■ Instruction: Rewrite the data between the lines holding "heart notes label: NOTES" and "icon: lavender xyxy=(242,287,287,352)", inclusive, changing "glass" to "flask" and keeping everything else the same.

■ Records provided:
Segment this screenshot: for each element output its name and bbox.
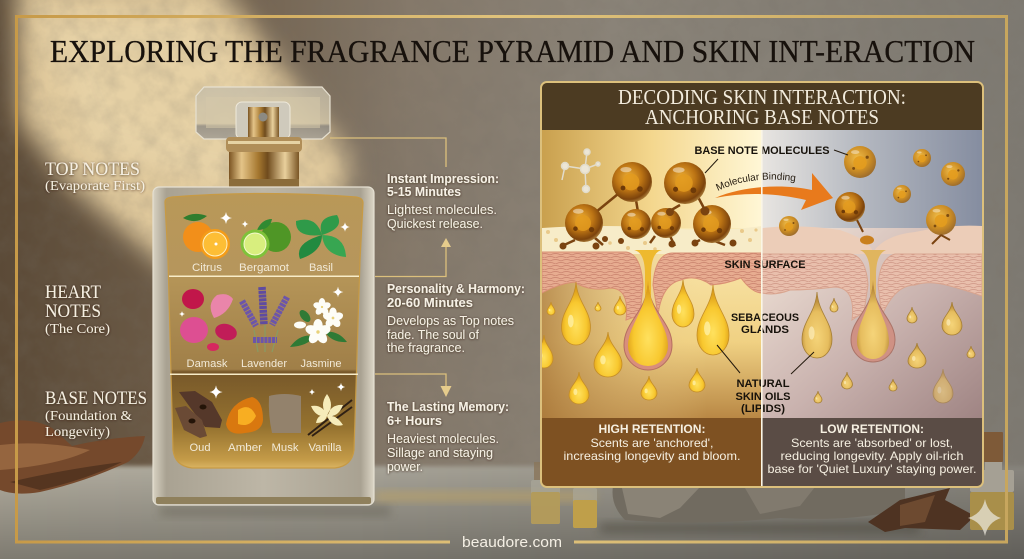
heart notes label: NOTES xyxy=(45,301,101,322)
skin surface: right raised layer xyxy=(762,226,982,254)
text: base notes timing xyxy=(387,400,509,474)
top notes label: TOP NOTES xyxy=(45,159,140,180)
decorative small vial center xyxy=(573,488,597,528)
retention box: high xyxy=(542,418,762,486)
glass base rim xyxy=(156,497,371,504)
bottle cap xyxy=(196,87,330,139)
oil drops left side xyxy=(535,280,729,404)
label: sebaceous glands xyxy=(731,314,799,333)
text: damask: Damask xyxy=(186,358,228,370)
icon: corner sparkle xyxy=(968,499,1001,536)
glass body xyxy=(153,187,374,505)
icon: lavender xyxy=(242,287,287,352)
gland: right large oil drop xyxy=(851,280,895,362)
icon: damask rose petals xyxy=(180,289,239,351)
text: top notes timing xyxy=(387,172,499,231)
heart notes label xyxy=(45,282,110,337)
gland: left large oil drop xyxy=(624,280,672,370)
icon: vanilla xyxy=(308,394,352,436)
text: heart notes timing xyxy=(387,282,525,355)
label: natural skin oils: SKIN OILS xyxy=(736,391,790,403)
text: heart notes timing: the fragrance. xyxy=(387,341,465,355)
icon: small grey molecule diagram xyxy=(562,149,600,192)
retention box: low xyxy=(762,418,982,486)
oil drops right side xyxy=(802,292,975,403)
arrow: base connector pointing down xyxy=(375,374,452,397)
retention box: low: reducing longevity. Apply oil-rich xyxy=(780,449,964,463)
icon: musk xyxy=(269,394,301,433)
perfume liquid xyxy=(165,194,363,468)
panel header band xyxy=(542,83,982,130)
sparkles base tier xyxy=(209,383,345,399)
panel title xyxy=(618,85,906,129)
text: base notes timing: Heaviest molecules. xyxy=(387,432,499,446)
right scene background xyxy=(762,130,982,418)
left scene background xyxy=(542,130,762,418)
panel center divider xyxy=(761,130,763,486)
icon: citrus xyxy=(183,214,230,259)
tier divider top-heart xyxy=(169,276,359,277)
label: natural skin oils xyxy=(736,378,790,415)
decorative wood: left oud pieces xyxy=(0,420,145,494)
icon: bergamot xyxy=(240,219,291,258)
retention box: high: Scents are 'anchored', xyxy=(590,436,714,450)
arrow: heart connector pointing up xyxy=(375,238,451,276)
bound molecules cluster xyxy=(560,162,736,250)
retention box: low: base for 'Quiet Luxury' staying power. xyxy=(768,462,976,476)
decorative small vial left xyxy=(531,462,560,524)
text: heart notes timing: fade. The soul of xyxy=(387,328,480,342)
retention box: high: increasing longevity and bloom. xyxy=(564,449,740,463)
label: sebaceous glands: GLANDS xyxy=(741,324,789,336)
text: top notes timing: Instant Impression: xyxy=(387,172,499,186)
title: EXPLORING THE FRAGRANCE PYRAMID AND SKIN INT-ERACTION xyxy=(50,33,975,69)
gland neck right xyxy=(860,250,886,300)
text: lavender: Lavender xyxy=(241,358,287,370)
left column: note tier labels xyxy=(45,159,147,440)
icon: amber xyxy=(226,397,263,434)
panel frame xyxy=(541,82,983,487)
skin layer: left dermis xyxy=(542,252,762,320)
decorative wood: right oud pieces xyxy=(868,488,975,532)
panel clipped illustration xyxy=(542,130,982,418)
icon: jasmine xyxy=(290,298,347,347)
text: oud: Oud xyxy=(190,442,210,454)
footer: website: beaudore.com xyxy=(462,535,562,551)
label: natural skin oils: (LIPIDS) xyxy=(741,403,785,415)
text: base notes timing: The Lasting Memory: xyxy=(387,400,509,414)
text: base notes timing: Sillage and staying xyxy=(387,446,493,460)
label: molecular binding: Molecular Binding xyxy=(716,172,796,191)
gland neck left xyxy=(634,250,662,300)
label: base note molecules: BASE NOTE MOLECULES xyxy=(694,145,830,157)
decorative rock under panel xyxy=(612,486,905,523)
text: jasmine: Jasmine xyxy=(300,358,342,370)
icon: basil xyxy=(296,215,346,259)
text: basil: Basil xyxy=(309,262,333,274)
text: top notes timing: Quickest release. xyxy=(387,217,483,231)
text: top notes timing: 5-15 Minutes xyxy=(387,185,461,199)
sparkles top tier xyxy=(220,212,350,232)
text: base notes timing: power. xyxy=(387,460,423,474)
perfume bottle xyxy=(153,87,374,505)
base notes label xyxy=(45,388,147,440)
top notes label: (Evaporate First) xyxy=(45,179,145,194)
panel title: DECODING SKIN INTERACTION: xyxy=(618,85,906,109)
sparkles heart tier xyxy=(179,287,343,317)
decorative cork bottle right xyxy=(970,432,1014,530)
top notes label xyxy=(45,159,145,194)
text: heart notes timing: Personality & Harmony: xyxy=(387,282,525,296)
heart notes label: HEART xyxy=(45,282,101,303)
panel title: ANCHORING BASE NOTES xyxy=(645,105,879,129)
text: bergamot: Bergamot xyxy=(239,262,289,274)
arrow: molecular binding xyxy=(715,173,833,210)
text: amber: Amber xyxy=(228,442,262,454)
base notes label: (Foundation & xyxy=(45,409,132,424)
skin surface: left foam layer xyxy=(542,226,762,254)
retention box: high: HIGH RETENTION: xyxy=(598,422,706,436)
skin layer: right dermis xyxy=(762,254,982,320)
label: sebaceous glands: SEBACEOUS xyxy=(731,312,799,324)
text: musk: Musk xyxy=(272,442,299,454)
label: skin surface: SKIN SURFACE xyxy=(724,259,806,271)
heart notes label: (The Core) xyxy=(45,322,110,337)
icon: oud wood xyxy=(175,391,222,438)
leader lines xyxy=(705,150,848,374)
tier divider heart-base xyxy=(170,374,358,375)
text: citrus: Citrus xyxy=(192,262,223,274)
text: top notes timing: Lightest molecules. xyxy=(387,203,497,217)
free molecules right xyxy=(779,146,965,244)
label: natural skin oils: NATURAL xyxy=(736,378,790,390)
retention box: low: Scents are 'absorbed' or lost, xyxy=(791,436,953,450)
retention box: low: LOW RETENTION: xyxy=(820,422,924,436)
panel: decoding skin interaction xyxy=(540,81,984,488)
bottle collar xyxy=(226,137,302,187)
base notes label: BASE NOTES xyxy=(45,388,147,409)
right column: timing descriptions xyxy=(387,172,525,474)
arrow: top connector line xyxy=(330,138,446,167)
text: heart notes timing: Develops as Top notes xyxy=(387,314,514,328)
text: base notes timing: 6+ Hours xyxy=(387,414,442,428)
base notes label: Longevity) xyxy=(45,425,110,440)
text: heart notes timing: 20-60 Minutes xyxy=(387,296,473,310)
text: vanilla: Vanilla xyxy=(308,442,342,454)
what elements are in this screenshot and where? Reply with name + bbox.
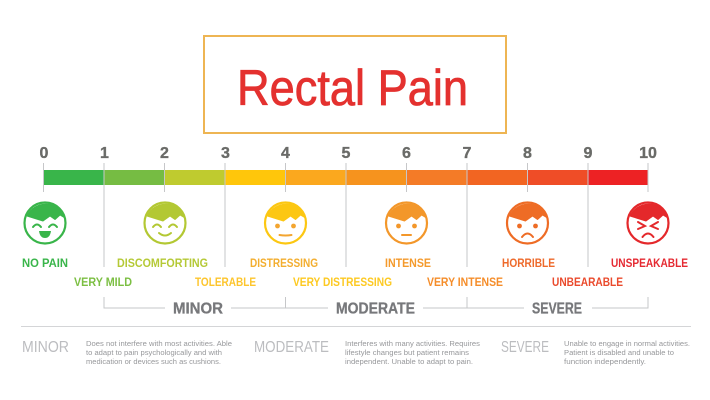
- face: intense: [386, 202, 427, 244]
- face: no pain: [24, 202, 66, 244]
- pain scale numbers: 7: [463, 145, 472, 162]
- legend: moderate: lifestyle changes but patient remains: [345, 348, 469, 357]
- pain scale numbers: 10: [639, 145, 657, 162]
- tick lines: [44, 163, 648, 267]
- pain labels: UNSPEAKABLE: [611, 258, 688, 270]
- face: horrible: [507, 202, 548, 244]
- pain labels: VERY INTENSE: [427, 277, 503, 289]
- legend: minor: to adapt to pain psychologically and with: [86, 348, 222, 357]
- severity brackets: SEVERE: [532, 300, 582, 318]
- legend: severe: Unable to engage in normal activities.: [564, 339, 690, 348]
- severity brackets: [104, 297, 648, 318]
- pain scale numbers: 6: [402, 145, 411, 162]
- pain scale numbers: 2: [160, 145, 169, 162]
- colour scale bar: [44, 170, 648, 185]
- pain labels: UNBEARABLE: [552, 277, 623, 289]
- pain scale numbers: 3: [221, 145, 230, 162]
- face: discomforting: [144, 202, 186, 244]
- pain labels: VERY MILD: [74, 277, 132, 289]
- pain labels: VERY DISTRESSING: [293, 277, 392, 289]
- pain scale numbers: 0: [40, 145, 49, 162]
- face: distressing: [265, 202, 306, 244]
- pain scale numbers: 4: [281, 145, 290, 162]
- legend panel: [21, 326, 691, 366]
- legend: severe: SEVERE: [501, 339, 549, 356]
- face: unspeakable: [628, 202, 668, 244]
- pain scale numbers: 9: [584, 145, 593, 162]
- legend: moderate: [254, 339, 480, 366]
- legend: severe: Patient is disabled and unable to: [564, 348, 674, 357]
- pain scale numbers: 8: [523, 145, 532, 162]
- pain labels: TOLERABLE: [195, 277, 256, 289]
- pain labels: [22, 258, 688, 289]
- pain labels: NO PAIN: [22, 258, 68, 270]
- pain scale numbers: 1: [100, 145, 109, 162]
- pain labels: DISCOMFORTING: [117, 258, 208, 270]
- severity brackets: MODERATE: [336, 300, 415, 318]
- legend: minor: MINOR: [22, 339, 69, 356]
- title: Rectal Pain: [237, 60, 468, 116]
- legend: moderate: Interferes with many activities. Requires: [345, 339, 480, 348]
- pain scale numbers: 5: [342, 145, 351, 162]
- pain labels: HORRIBLE: [502, 258, 555, 270]
- legend: severe: [501, 339, 690, 366]
- legend: moderate: independent. Unable to adapt to pain.: [345, 357, 473, 366]
- pain scale numbers: [40, 145, 657, 162]
- legend: minor: [22, 339, 232, 366]
- pain labels: DISTRESSING: [250, 258, 318, 270]
- pain labels: INTENSE: [385, 258, 431, 270]
- legend: minor: Does not interfere with most activities. Able: [86, 339, 232, 348]
- legend: minor: medication or devices such as cushions.: [86, 357, 221, 366]
- severity brackets: MINOR: [173, 300, 223, 318]
- legend: severe: function independently.: [564, 357, 646, 366]
- title box: [204, 36, 506, 133]
- legend: moderate: MODERATE: [254, 339, 329, 356]
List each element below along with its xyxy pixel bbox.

■ Completed task:
heart notes label: NOTES xyxy=(45,301,101,322)
skin surface: right raised layer xyxy=(762,226,982,254)
text: base notes timing xyxy=(387,400,509,474)
top notes label: TOP NOTES xyxy=(45,159,140,180)
decorative small vial center xyxy=(573,488,597,528)
retention box: high xyxy=(542,418,762,486)
flask base rim xyxy=(156,497,371,504)
bottle cap xyxy=(196,87,330,139)
oil drops left side xyxy=(535,280,729,404)
label: sebaceous glands xyxy=(731,314,799,333)
text: damask: Damask xyxy=(186,358,228,370)
icon: corner sparkle xyxy=(968,499,1001,536)
flask body xyxy=(153,187,374,505)
icon: lavender xyxy=(242,287,287,352)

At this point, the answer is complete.